Bullying—Some Causes and Effects
WHAT causes a child to begin bullying others? If you have ever been victimized by a bully, you may be tempted to say, “I don’t care! There’s no excuse for that kind of behavior.” And you are probably right. But there is a big difference between a reason and an excuse. The reasons why a child becomes a bully do not excuse the wrong behavior, but they might help us understand it. And such insight can have real value. How so?
An ancient proverb says: “The insight of a man certainly slows down his anger.” (Proverbs 19:11) Anger at the bully’s conduct can blind us, filling us with frustration and even hatred. But insight into his behavior may help cool our anger. That, in turn, may allow us to see more clearly as we search for solutions. So let’s consider some factors that give rise to this unacceptable behavior.
What Gives Rise to Bullying?
In many cases the bully’s formative years are marred by poor parental example or by outright neglect. Many bullies come from homes where the parents are cold or uninvolved or have, in effect, taught their children to use rage and violence to handle problems. Children raised in such an environment may not see their own verbal attacks and physical aggression as bullying; they may even think that their behavior is normal and acceptable.
One 16-year-old girl who had been bullied at home by her stepfather and at school by fellow students says that she became a bully herself when in the seventh grade. She admits: “Basically it was a lot of anger building up inside of me; I just picked on anybody and everybody. Feeling pain is a big thing. Once you feel the pain, you want to dish it out.” While such physical aggression may not be typical of girl bullies, the anger behind it is. *
Many schools bring together large numbers of students from different backgrounds, who have been reared in widely varying ways. Sadly, some children are aggressive because they have been taught at home that intimidating others and verbally abusing them are the best means of getting their own way.
Unfortunately, such methods often seem to work. Shelley Hymel, associate education dean at the University of British Columbia, Canada, has been studying child behavior for two decades. She says: “We’ve got kids who are figuring out how to play the game and unfortunately, bullying works. They get what they want—they get power, status and attention.”

### [INFORMATION SHOWN]
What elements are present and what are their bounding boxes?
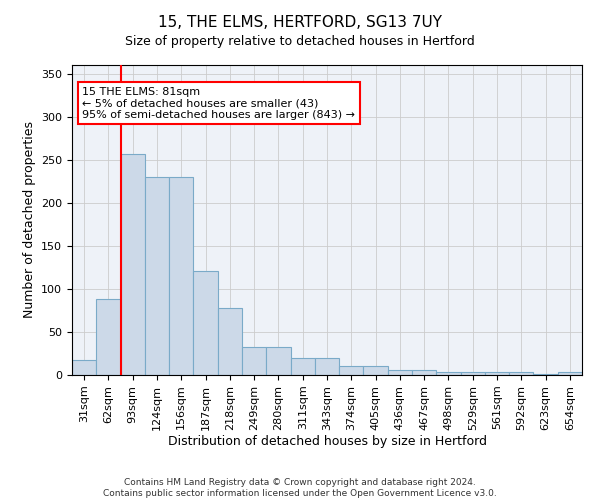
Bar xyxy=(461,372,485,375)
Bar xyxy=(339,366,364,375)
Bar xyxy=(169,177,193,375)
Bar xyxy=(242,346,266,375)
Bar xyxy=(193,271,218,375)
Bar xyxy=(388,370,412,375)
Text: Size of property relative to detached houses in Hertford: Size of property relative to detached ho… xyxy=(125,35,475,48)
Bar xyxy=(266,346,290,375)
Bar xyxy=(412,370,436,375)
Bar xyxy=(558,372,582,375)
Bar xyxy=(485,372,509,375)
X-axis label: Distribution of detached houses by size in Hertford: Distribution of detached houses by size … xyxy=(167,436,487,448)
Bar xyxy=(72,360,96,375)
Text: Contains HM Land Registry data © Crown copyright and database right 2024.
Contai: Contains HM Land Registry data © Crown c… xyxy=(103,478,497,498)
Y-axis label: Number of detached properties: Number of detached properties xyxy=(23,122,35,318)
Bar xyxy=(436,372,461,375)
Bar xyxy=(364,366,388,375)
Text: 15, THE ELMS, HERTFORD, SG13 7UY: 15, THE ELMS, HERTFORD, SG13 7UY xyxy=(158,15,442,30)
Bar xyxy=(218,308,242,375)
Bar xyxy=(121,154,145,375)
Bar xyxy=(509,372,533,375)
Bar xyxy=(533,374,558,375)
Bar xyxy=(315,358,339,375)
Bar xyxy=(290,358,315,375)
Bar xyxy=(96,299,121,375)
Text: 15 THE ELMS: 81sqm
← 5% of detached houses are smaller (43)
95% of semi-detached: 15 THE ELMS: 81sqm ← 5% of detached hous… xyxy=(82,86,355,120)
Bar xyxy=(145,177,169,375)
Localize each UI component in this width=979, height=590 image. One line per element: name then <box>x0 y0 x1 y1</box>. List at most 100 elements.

--

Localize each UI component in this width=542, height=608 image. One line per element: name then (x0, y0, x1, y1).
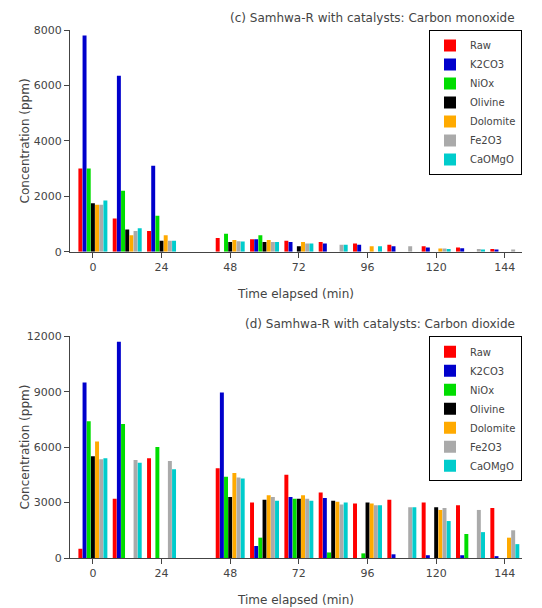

### [OBJECTIVE 1]
From the text on bullying, return the passage that begins at the words "What Gives Rise" and stops after "normal and acceptable.".
### [OBJECTIVE 2]
Carry the text on the causes of bullying further from where it stops.
None of the lines matter here.

### [EXPECTED ANSWER 1]
What Gives Rise to Bullying?
In many cases the bully’s formative years are marred by poor parental example or by outright neglect. Many bullies come from homes where the parents are cold or uninvolved or have, in effect, taught their children to use rage and violence to handle problems. Children raised in such an environment may not see their own verbal attacks and physical aggression as bullying; they may even think that their behavior is normal and acceptable.

### [EXPECTED ANSWER 2]
Another factor that helps bullying to thrive is a lack of supervision. Many victims feel that they have no place to turn—and the tragedy is that in most cases they are right. Debra Pepler, director of the LaMarsh Centre for Research on Violence and Conflict Resolution at Toronto’s York University, studied students in a school-yard situation and found that teachers detect and stop only about 4 percent of bullying incidents.
Yet, Dr. Pepler believes that intervention is crucial. She says: “Children are incapable of solving the problem because it’s about power, and each time a bully picks on someone, the bully’s power is enforced.”
So why aren’t more cases of bullying reported? Because victims of bullying are convinced that if they report the problem, it will only get worse. Thus, to some extent, many young people spend their school years in a permanent state of anxiety and insecurity. What are the effects of living that way?
Physical and Emotional Effects
A report from the National Association of School Psychologists in the United States says that every day more than 160,000 children miss school because they fear being bullied. Targets of bullying may stop talking about school or about a particular class or activity at school. They may try to go to school late each day or miss classes or even make excuses to miss school entirely.
How might children who are being bullied be identified? Well, they may become moody, irritable, frustrated, or act tired and withdrawn. They may become aggressive with those at home or with peers and friends. Innocent bystanders who observe acts of bullying also suffer consequences. The situation induces considerable fear in them, which detracts from their ability to learn.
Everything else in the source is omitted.